What needs to be done> Identify all lines of the data containing the string "only" and copy them.

Data for the task>

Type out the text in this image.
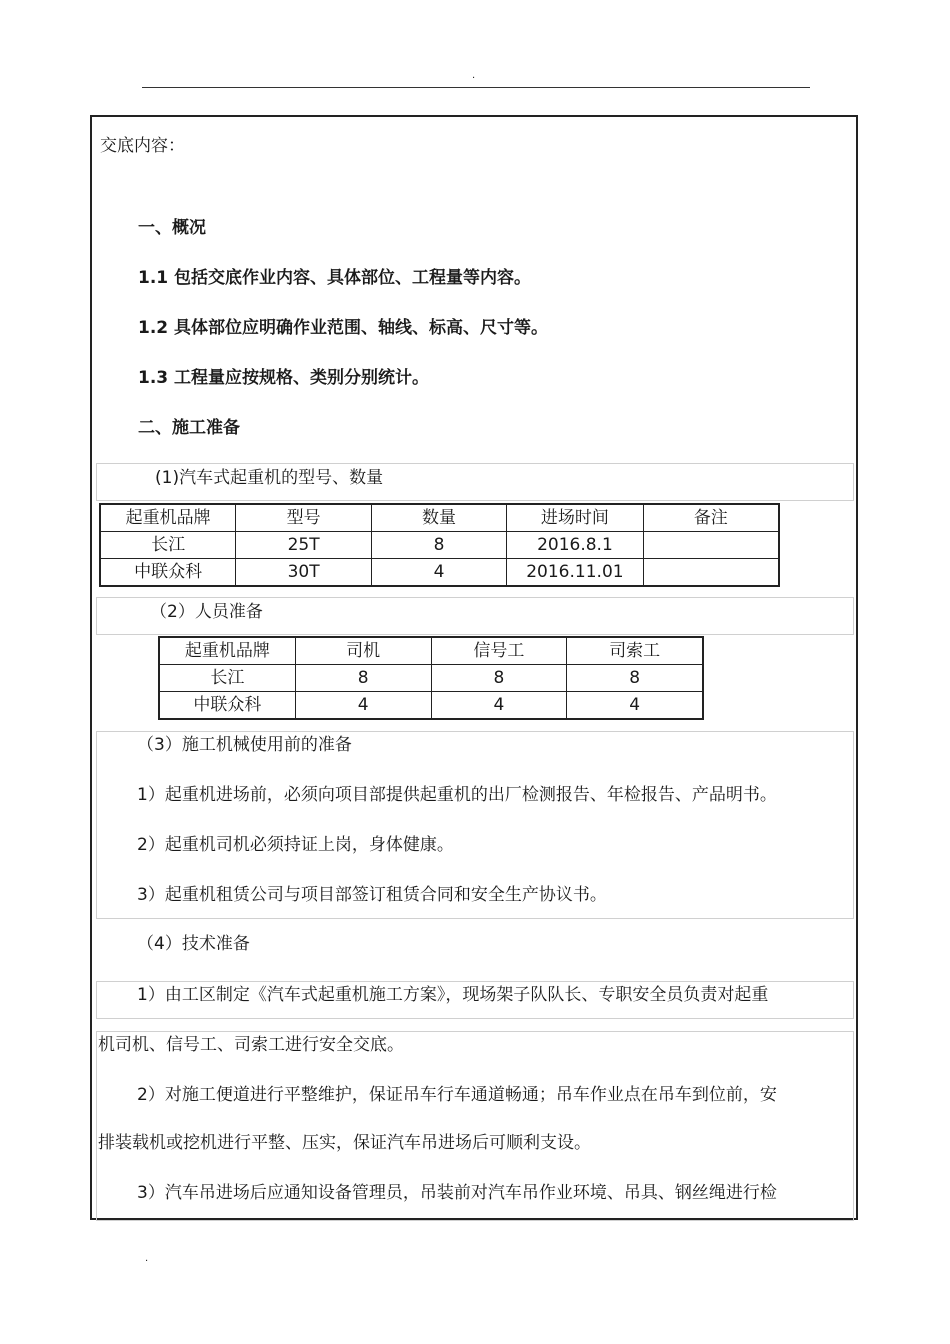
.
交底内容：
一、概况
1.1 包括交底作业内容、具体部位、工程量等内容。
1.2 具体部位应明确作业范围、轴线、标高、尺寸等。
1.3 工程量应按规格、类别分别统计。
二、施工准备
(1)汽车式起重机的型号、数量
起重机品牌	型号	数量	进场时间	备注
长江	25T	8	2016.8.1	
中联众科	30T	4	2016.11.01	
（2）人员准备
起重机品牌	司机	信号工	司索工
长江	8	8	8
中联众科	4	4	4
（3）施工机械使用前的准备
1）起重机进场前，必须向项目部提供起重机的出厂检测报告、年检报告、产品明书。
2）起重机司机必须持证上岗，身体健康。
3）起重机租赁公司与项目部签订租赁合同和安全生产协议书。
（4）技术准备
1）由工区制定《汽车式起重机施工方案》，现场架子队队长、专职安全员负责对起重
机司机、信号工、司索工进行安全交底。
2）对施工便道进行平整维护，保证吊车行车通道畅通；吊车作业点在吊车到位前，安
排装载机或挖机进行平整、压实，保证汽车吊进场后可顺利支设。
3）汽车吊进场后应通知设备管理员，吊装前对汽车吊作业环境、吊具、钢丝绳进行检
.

...

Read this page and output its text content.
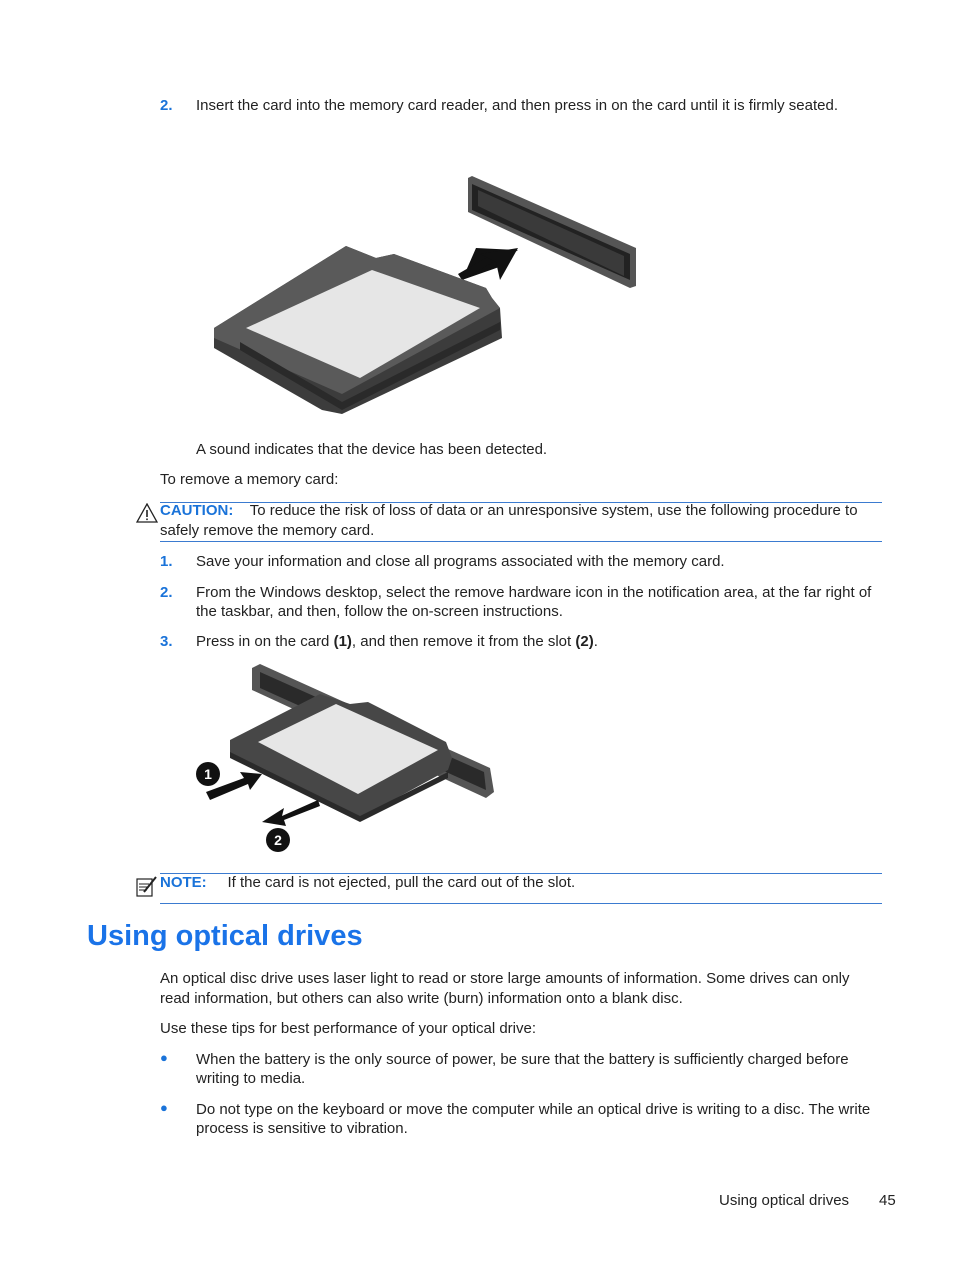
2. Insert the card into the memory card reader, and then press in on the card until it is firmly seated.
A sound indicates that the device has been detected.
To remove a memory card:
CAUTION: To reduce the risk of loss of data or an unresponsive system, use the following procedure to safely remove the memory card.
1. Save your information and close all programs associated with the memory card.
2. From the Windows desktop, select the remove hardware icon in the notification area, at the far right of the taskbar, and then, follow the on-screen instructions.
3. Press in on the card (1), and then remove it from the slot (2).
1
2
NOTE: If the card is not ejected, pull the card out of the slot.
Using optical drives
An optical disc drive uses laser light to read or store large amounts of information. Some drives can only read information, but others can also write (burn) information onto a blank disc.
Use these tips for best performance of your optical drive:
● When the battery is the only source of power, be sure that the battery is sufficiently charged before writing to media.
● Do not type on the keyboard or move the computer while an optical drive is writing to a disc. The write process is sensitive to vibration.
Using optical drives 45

* * *

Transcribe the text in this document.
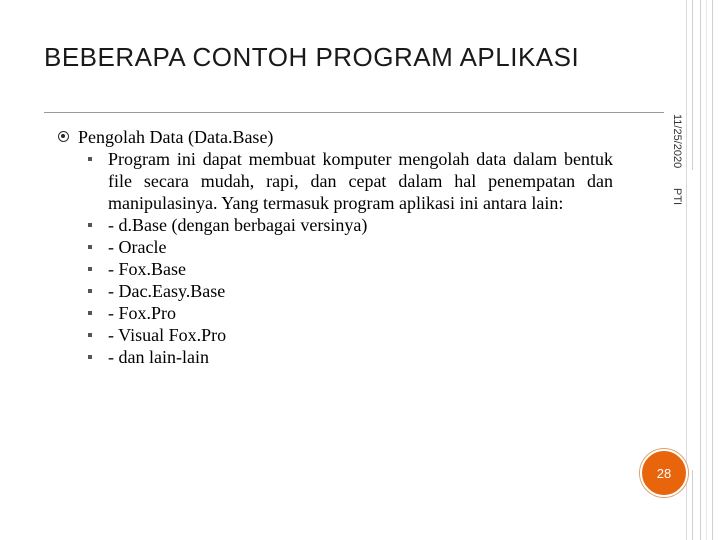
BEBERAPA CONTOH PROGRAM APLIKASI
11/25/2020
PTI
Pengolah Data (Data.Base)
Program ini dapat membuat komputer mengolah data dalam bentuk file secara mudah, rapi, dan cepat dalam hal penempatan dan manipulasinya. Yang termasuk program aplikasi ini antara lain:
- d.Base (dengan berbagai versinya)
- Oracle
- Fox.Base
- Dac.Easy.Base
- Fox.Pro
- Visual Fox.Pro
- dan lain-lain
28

Solution to the exercise>
An optical disc drive uses laser light to read or store large amounts of information. Some drives can only read information, but others can also write (burn) information onto a blank disc.
● When the battery is the only source of power, be sure that the battery is sufficiently charged before writing to media.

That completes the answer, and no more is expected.